#### [INSTRUCTIONS TO FOLLOW]
Quote the data below in full, line for line, with nothing changed.

* BEGIN THE RECORDS *

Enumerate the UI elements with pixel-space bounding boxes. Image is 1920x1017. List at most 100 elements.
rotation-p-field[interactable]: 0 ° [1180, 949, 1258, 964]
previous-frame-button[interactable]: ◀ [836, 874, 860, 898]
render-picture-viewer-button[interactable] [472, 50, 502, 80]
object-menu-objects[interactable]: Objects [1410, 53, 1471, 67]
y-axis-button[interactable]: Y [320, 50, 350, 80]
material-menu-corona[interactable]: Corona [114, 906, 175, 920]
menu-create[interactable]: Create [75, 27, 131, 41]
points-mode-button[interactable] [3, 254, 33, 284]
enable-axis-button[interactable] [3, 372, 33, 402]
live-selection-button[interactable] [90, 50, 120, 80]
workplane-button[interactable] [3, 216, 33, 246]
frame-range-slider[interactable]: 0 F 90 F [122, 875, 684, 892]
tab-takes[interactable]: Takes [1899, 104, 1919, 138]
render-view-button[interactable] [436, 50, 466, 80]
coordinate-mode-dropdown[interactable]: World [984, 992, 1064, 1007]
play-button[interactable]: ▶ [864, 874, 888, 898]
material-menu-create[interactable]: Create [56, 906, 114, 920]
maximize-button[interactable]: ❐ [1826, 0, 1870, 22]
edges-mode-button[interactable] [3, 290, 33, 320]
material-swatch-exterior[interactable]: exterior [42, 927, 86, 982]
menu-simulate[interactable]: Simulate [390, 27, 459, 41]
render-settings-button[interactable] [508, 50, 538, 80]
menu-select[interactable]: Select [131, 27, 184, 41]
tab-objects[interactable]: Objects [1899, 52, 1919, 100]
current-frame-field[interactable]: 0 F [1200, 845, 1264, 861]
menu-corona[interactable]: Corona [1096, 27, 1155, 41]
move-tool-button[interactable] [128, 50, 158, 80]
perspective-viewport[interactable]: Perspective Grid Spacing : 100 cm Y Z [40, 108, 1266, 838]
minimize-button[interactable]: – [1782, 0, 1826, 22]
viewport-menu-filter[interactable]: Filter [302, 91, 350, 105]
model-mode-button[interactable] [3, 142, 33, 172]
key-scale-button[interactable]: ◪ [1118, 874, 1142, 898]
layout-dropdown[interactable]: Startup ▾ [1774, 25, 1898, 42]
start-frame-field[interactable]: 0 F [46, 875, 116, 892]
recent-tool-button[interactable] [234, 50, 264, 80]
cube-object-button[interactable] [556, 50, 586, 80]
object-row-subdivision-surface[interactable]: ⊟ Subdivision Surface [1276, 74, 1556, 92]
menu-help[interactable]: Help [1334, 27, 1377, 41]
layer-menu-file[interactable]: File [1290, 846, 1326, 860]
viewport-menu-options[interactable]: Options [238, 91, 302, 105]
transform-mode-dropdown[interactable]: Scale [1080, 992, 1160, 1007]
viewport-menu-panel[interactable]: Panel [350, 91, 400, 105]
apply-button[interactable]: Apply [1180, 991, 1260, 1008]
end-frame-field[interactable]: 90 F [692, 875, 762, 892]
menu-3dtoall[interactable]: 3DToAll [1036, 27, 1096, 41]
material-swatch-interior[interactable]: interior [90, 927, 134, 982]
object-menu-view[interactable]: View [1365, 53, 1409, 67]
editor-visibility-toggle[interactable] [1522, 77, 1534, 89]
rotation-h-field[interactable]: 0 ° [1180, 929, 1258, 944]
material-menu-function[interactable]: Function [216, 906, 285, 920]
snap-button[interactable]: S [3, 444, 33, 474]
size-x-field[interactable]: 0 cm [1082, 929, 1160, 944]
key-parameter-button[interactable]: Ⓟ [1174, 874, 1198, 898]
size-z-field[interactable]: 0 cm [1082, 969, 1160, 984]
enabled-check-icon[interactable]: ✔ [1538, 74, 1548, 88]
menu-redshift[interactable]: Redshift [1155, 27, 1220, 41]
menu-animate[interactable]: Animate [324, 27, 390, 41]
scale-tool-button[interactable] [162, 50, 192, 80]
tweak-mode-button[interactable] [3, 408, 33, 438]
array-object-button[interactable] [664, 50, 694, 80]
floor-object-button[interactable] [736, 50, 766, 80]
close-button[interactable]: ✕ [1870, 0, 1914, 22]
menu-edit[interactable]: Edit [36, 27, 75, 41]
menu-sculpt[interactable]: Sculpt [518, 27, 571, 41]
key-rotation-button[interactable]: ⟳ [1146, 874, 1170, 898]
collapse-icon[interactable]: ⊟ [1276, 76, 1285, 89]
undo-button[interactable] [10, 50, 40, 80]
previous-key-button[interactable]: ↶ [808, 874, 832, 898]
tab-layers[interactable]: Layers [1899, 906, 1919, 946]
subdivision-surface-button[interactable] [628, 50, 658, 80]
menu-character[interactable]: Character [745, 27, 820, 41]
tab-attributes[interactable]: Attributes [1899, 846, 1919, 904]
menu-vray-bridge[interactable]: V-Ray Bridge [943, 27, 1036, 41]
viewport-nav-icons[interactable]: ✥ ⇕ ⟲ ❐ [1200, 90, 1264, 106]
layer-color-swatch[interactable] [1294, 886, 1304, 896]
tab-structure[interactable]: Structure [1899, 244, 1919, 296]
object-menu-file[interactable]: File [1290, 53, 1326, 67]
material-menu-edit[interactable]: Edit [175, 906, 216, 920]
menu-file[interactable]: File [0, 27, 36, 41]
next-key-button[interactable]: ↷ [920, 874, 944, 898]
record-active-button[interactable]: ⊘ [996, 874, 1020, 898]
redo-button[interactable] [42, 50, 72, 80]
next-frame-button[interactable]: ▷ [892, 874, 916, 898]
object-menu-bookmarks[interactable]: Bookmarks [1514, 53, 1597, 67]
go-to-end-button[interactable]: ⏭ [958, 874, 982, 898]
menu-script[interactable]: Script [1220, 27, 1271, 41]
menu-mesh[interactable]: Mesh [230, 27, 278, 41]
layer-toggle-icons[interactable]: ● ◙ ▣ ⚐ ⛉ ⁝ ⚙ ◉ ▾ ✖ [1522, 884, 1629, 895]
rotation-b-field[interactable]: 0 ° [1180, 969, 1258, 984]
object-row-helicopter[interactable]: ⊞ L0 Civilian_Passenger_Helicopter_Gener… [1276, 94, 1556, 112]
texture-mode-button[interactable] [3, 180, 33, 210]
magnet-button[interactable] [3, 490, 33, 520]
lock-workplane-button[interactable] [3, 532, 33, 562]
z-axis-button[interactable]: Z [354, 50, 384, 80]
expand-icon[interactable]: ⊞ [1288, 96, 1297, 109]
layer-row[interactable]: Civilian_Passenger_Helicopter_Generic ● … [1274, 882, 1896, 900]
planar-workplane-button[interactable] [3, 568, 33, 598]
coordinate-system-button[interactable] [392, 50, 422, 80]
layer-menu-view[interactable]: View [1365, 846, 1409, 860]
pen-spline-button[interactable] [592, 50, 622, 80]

* END THE RECORDS *

#### [COMPLETED TASK]
Enumerate the UI elements with pixel-space bounding boxes. Image is 1920x1017. List at most 100 elements.
rotation-p-field[interactable]: 0 ° [1180, 949, 1258, 964]
previous-frame-button[interactable]: ◀ [836, 874, 860, 898]
render-picture-viewer-button[interactable] [472, 50, 502, 80]
object-menu-objects[interactable]: Objects [1410, 53, 1471, 67]
y-axis-button[interactable]: Y [320, 50, 350, 80]
material-menu-corona[interactable]: Corona [114, 906, 175, 920]
menu-create[interactable]: Create [75, 27, 131, 41]
points-mode-button[interactable] [3, 254, 33, 284]
enable-axis-button[interactable] [3, 372, 33, 402]
live-selection-button[interactable] [90, 50, 120, 80]
workplane-button[interactable] [3, 216, 33, 246]
frame-range-slider[interactable]: 0 F 90 F [122, 875, 684, 892]
tab-takes[interactable]: Takes [1899, 104, 1919, 138]
render-view-button[interactable] [436, 50, 466, 80]
coordinate-mode-dropdown[interactable]: World [984, 992, 1064, 1007]
play-button[interactable]: ▶ [864, 874, 888, 898]
material-menu-create[interactable]: Create [56, 906, 114, 920]
maximize-button[interactable]: ❐ [1826, 0, 1870, 22]
edges-mode-button[interactable] [3, 290, 33, 320]
material-swatch-exterior[interactable]: exterior [42, 927, 86, 982]
menu-simulate[interactable]: Simulate [390, 27, 459, 41]
render-settings-button[interactable] [508, 50, 538, 80]
menu-select[interactable]: Select [131, 27, 184, 41]
tab-objects[interactable]: Objects [1899, 52, 1919, 100]
current-frame-field[interactable]: 0 F [1200, 845, 1264, 861]
menu-corona[interactable]: Corona [1096, 27, 1155, 41]
move-tool-button[interactable] [128, 50, 158, 80]
perspective-viewport[interactable]: Perspective Grid Spacing : 100 cm Y Z [40, 108, 1266, 838]
minimize-button[interactable]: – [1782, 0, 1826, 22]
viewport-menu-filter[interactable]: Filter [302, 91, 350, 105]
model-mode-button[interactable] [3, 142, 33, 172]
key-scale-button[interactable]: ◪ [1118, 874, 1142, 898]
layout-dropdown[interactable]: Startup ▾ [1774, 25, 1898, 42]
start-frame-field[interactable]: 0 F [46, 875, 116, 892]
recent-tool-button[interactable] [234, 50, 264, 80]
cube-object-button[interactable] [556, 50, 586, 80]
object-row-subdivision-surface[interactable]: ⊟ Subdivision Surface [1276, 74, 1556, 92]
menu-help[interactable]: Help [1334, 27, 1377, 41]
layer-menu-file[interactable]: File [1290, 846, 1326, 860]
viewport-menu-options[interactable]: Options [238, 91, 302, 105]
transform-mode-dropdown[interactable]: Scale [1080, 992, 1160, 1007]
viewport-menu-panel[interactable]: Panel [350, 91, 400, 105]
apply-button[interactable]: Apply [1180, 991, 1260, 1008]
end-frame-field[interactable]: 90 F [692, 875, 762, 892]
menu-3dtoall[interactable]: 3DToAll [1036, 27, 1096, 41]
material-swatch-interior[interactable]: interior [90, 927, 134, 982]
object-menu-view[interactable]: View [1365, 53, 1409, 67]
editor-visibility-toggle[interactable] [1522, 77, 1534, 89]
rotation-h-field[interactable]: 0 ° [1180, 929, 1258, 944]
material-menu-function[interactable]: Function [216, 906, 285, 920]
snap-button[interactable]: S [3, 444, 33, 474]
size-x-field[interactable]: 0 cm [1082, 929, 1160, 944]
key-parameter-button[interactable]: Ⓟ [1174, 874, 1198, 898]
size-z-field[interactable]: 0 cm [1082, 969, 1160, 984]
enabled-check-icon[interactable]: ✔ [1538, 74, 1548, 88]
menu-redshift[interactable]: Redshift [1155, 27, 1220, 41]
menu-animate[interactable]: Animate [324, 27, 390, 41]
scale-tool-button[interactable] [162, 50, 192, 80]
tweak-mode-button[interactable] [3, 408, 33, 438]
array-object-button[interactable] [664, 50, 694, 80]
floor-object-button[interactable] [736, 50, 766, 80]
close-button[interactable]: ✕ [1870, 0, 1914, 22]
menu-edit[interactable]: Edit [36, 27, 75, 41]
menu-sculpt[interactable]: Sculpt [518, 27, 571, 41]
key-rotation-button[interactable]: ⟳ [1146, 874, 1170, 898]
collapse-icon[interactable]: ⊟ [1276, 76, 1285, 89]
undo-button[interactable] [10, 50, 40, 80]
previous-key-button[interactable]: ↶ [808, 874, 832, 898]
tab-layers[interactable]: Layers [1899, 906, 1919, 946]
subdivision-surface-button[interactable] [628, 50, 658, 80]
menu-character[interactable]: Character [745, 27, 820, 41]
tab-attributes[interactable]: Attributes [1899, 846, 1919, 904]
menu-vray-bridge[interactable]: V-Ray Bridge [943, 27, 1036, 41]
viewport-nav-icons[interactable]: ✥ ⇕ ⟲ ❐ [1200, 90, 1264, 106]
layer-color-swatch[interactable] [1294, 886, 1304, 896]
tab-structure[interactable]: Structure [1899, 244, 1919, 296]
object-menu-file[interactable]: File [1290, 53, 1326, 67]
material-menu-edit[interactable]: Edit [175, 906, 216, 920]
menu-file[interactable]: File [0, 27, 36, 41]
next-key-button[interactable]: ↷ [920, 874, 944, 898]
record-active-button[interactable]: ⊘ [996, 874, 1020, 898]
redo-button[interactable] [42, 50, 72, 80]
next-frame-button[interactable]: ▷ [892, 874, 916, 898]
object-menu-bookmarks[interactable]: Bookmarks [1514, 53, 1597, 67]
go-to-end-button[interactable]: ⏭ [958, 874, 982, 898]
menu-script[interactable]: Script [1220, 27, 1271, 41]
menu-mesh[interactable]: Mesh [230, 27, 278, 41]
layer-toggle-icons[interactable]: ● ◙ ▣ ⚐ ⛉ ⁝ ⚙ ◉ ▾ ✖ [1522, 884, 1629, 895]
rotation-b-field[interactable]: 0 ° [1180, 969, 1258, 984]
object-row-helicopter[interactable]: ⊞ L0 Civilian_Passenger_Helicopter_Gener… [1276, 94, 1556, 112]
texture-mode-button[interactable] [3, 180, 33, 210]
magnet-button[interactable] [3, 490, 33, 520]
lock-workplane-button[interactable] [3, 532, 33, 562]
z-axis-button[interactable]: Z [354, 50, 384, 80]
expand-icon[interactable]: ⊞ [1288, 96, 1297, 109]
layer-row[interactable]: Civilian_Passenger_Helicopter_Generic ● … [1274, 882, 1896, 900]
planar-workplane-button[interactable] [3, 568, 33, 598]
coordinate-system-button[interactable] [392, 50, 422, 80]
layer-menu-view[interactable]: View [1365, 846, 1409, 860]
pen-spline-button[interactable] [592, 50, 622, 80]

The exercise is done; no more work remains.